* Extracted data *
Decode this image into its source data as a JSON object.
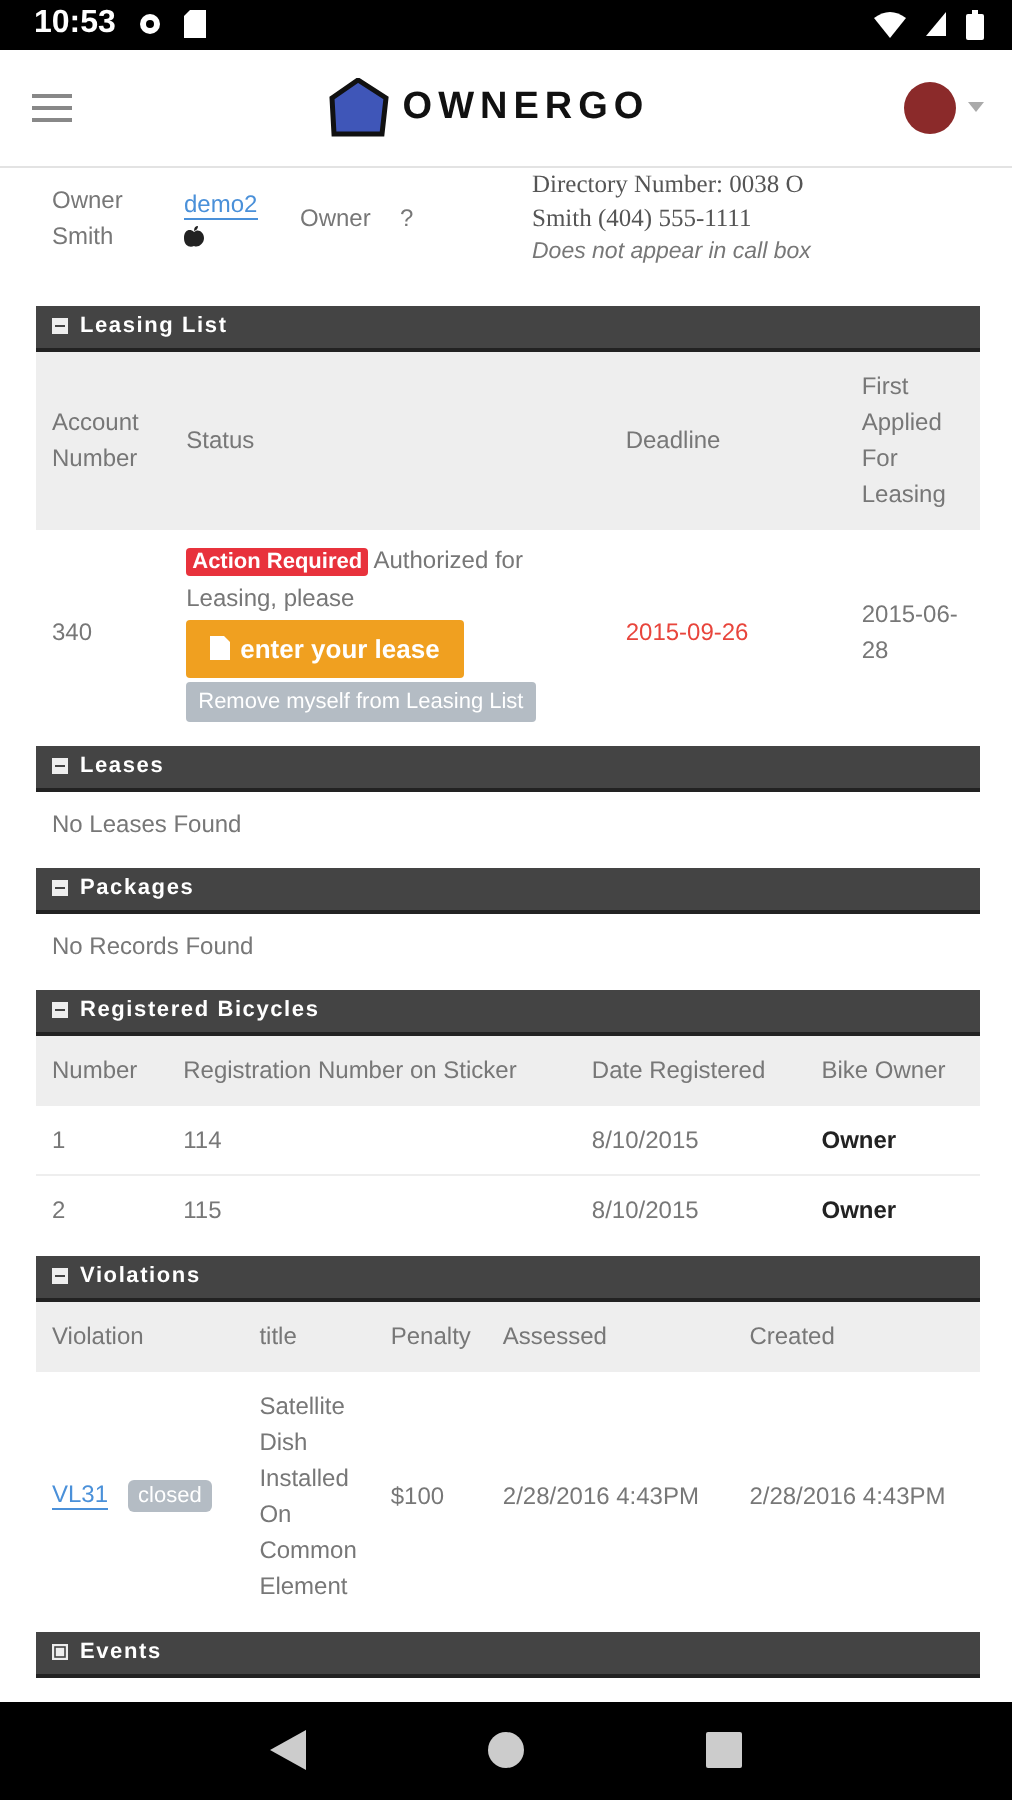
{
  "status_bar": {
    "time": "10:53"
  },
  "header": {
    "logo_text": "OWNERGO"
  },
  "resident": {
    "name": "Owner Smith",
    "username": "demo2",
    "role": "Owner",
    "flag": "?",
    "directory": "Directory Number: 0038   O",
    "contact": "Smith   (404) 555-1111",
    "note": "Does not appear in call box"
  },
  "leasing_list": {
    "title": "Leasing List",
    "expanded": true,
    "columns": [
      "Account Number",
      "Status",
      "Deadline",
      "First Applied For Leasing"
    ],
    "rows": [
      {
        "account": "340",
        "badge": "Action Required",
        "status_text": "Authorized for Leasing, please",
        "primary_button": "enter your lease",
        "secondary_button": "Remove myself from Leasing List",
        "deadline": "2015-09-26",
        "overdue": true,
        "first_applied": "2015-06-28"
      }
    ]
  },
  "leases": {
    "title": "Leases",
    "expanded": true,
    "message": "No Leases Found"
  },
  "packages": {
    "title": "Packages",
    "expanded": true,
    "message": "No Records Found"
  },
  "bicycles": {
    "title": "Registered Bicycles",
    "expanded": true,
    "columns": [
      "Number",
      "Registration Number on Sticker",
      "Date Registered",
      "Bike Owner"
    ],
    "rows": [
      [
        "1",
        "114",
        "8/10/2015",
        "Owner"
      ],
      [
        "2",
        "115",
        "8/10/2015",
        "Owner"
      ]
    ]
  },
  "violations": {
    "title": "Violations",
    "expanded": true,
    "columns": [
      "Violation",
      "title",
      "Penalty",
      "Assessed",
      "Created"
    ],
    "rows": [
      {
        "id": "VL31",
        "state": "closed",
        "title": "Satellite Dish Installed On Common Element",
        "penalty": "$100",
        "assessed": "2/28/2016 4:43PM",
        "created": "2/28/2016 4:43PM"
      }
    ]
  },
  "events": {
    "title": "Events",
    "expanded": false
  }
}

* Given instruction *
Repeat the data exactly, without the pictures.

* Exercise output *
Decode this image into its source data as a JSON object.
{
  "status_bar": {
    "time": "10:53"
  },
  "header": {
    "logo_text": "OWNERGO"
  },
  "resident": {
    "name": "Owner Smith",
    "username": "demo2",
    "role": "Owner",
    "flag": "?",
    "directory": "Directory Number: 0038   O",
    "contact": "Smith   (404) 555-1111",
    "note": "Does not appear in call box"
  },
  "leasing_list": {
    "title": "Leasing List",
    "expanded": true,
    "columns": [
      "Account Number",
      "Status",
      "Deadline",
      "First Applied For Leasing"
    ],
    "rows": [
      {
        "account": "340",
        "badge": "Action Required",
        "status_text": "Authorized for Leasing, please",
        "primary_button": "enter your lease",
        "secondary_button": "Remove myself from Leasing List",
        "deadline": "2015-09-26",
        "overdue": true,
        "first_applied": "2015-06-28"
      }
    ]
  },
  "leases": {
    "title": "Leases",
    "expanded": true,
    "message": "No Leases Found"
  },
  "packages": {
    "title": "Packages",
    "expanded": true,
    "message": "No Records Found"
  },
  "bicycles": {
    "title": "Registered Bicycles",
    "expanded": true,
    "columns": [
      "Number",
      "Registration Number on Sticker",
      "Date Registered",
      "Bike Owner"
    ],
    "rows": [
      [
        "1",
        "114",
        "8/10/2015",
        "Owner"
      ],
      [
        "2",
        "115",
        "8/10/2015",
        "Owner"
      ]
    ]
  },
  "violations": {
    "title": "Violations",
    "expanded": true,
    "columns": [
      "Violation",
      "title",
      "Penalty",
      "Assessed",
      "Created"
    ],
    "rows": [
      {
        "id": "VL31",
        "state": "closed",
        "title": "Satellite Dish Installed On Common Element",
        "penalty": "$100",
        "assessed": "2/28/2016 4:43PM",
        "created": "2/28/2016 4:43PM"
      }
    ]
  },
  "events": {
    "title": "Events",
    "expanded": false
  }
}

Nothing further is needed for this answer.